▸ **WRITTEN INSTRUCTION**
Search the data below for the string "name". Extract every line that contains it.

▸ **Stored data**
***

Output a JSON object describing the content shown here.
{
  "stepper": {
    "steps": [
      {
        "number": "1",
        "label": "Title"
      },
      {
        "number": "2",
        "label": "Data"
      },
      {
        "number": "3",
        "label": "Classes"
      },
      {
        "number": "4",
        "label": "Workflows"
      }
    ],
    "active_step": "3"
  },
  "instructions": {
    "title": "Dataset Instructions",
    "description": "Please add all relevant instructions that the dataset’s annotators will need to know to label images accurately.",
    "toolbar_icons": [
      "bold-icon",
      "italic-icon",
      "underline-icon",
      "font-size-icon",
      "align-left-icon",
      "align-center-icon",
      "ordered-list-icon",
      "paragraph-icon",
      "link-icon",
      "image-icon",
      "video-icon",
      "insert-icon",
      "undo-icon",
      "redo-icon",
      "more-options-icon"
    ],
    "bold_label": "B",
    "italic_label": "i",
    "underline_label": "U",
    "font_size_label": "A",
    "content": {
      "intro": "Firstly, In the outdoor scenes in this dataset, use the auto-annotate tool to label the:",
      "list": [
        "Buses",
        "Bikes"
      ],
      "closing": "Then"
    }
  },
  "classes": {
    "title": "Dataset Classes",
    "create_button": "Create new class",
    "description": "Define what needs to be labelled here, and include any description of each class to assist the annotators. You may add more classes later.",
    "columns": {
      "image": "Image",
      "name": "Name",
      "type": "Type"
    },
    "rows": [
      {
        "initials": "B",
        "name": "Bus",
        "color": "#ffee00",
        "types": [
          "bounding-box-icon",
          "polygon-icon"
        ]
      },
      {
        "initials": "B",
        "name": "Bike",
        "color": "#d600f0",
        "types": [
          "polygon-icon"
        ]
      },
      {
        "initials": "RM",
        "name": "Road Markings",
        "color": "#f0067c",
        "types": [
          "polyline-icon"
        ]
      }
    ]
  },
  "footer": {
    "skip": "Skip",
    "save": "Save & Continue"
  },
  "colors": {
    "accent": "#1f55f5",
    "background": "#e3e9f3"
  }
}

***

▸ **COMPLETED TASK**
      "name": "Name",
        "name": "Bus",
        "name": "Bike",
        "name": "Road Markings",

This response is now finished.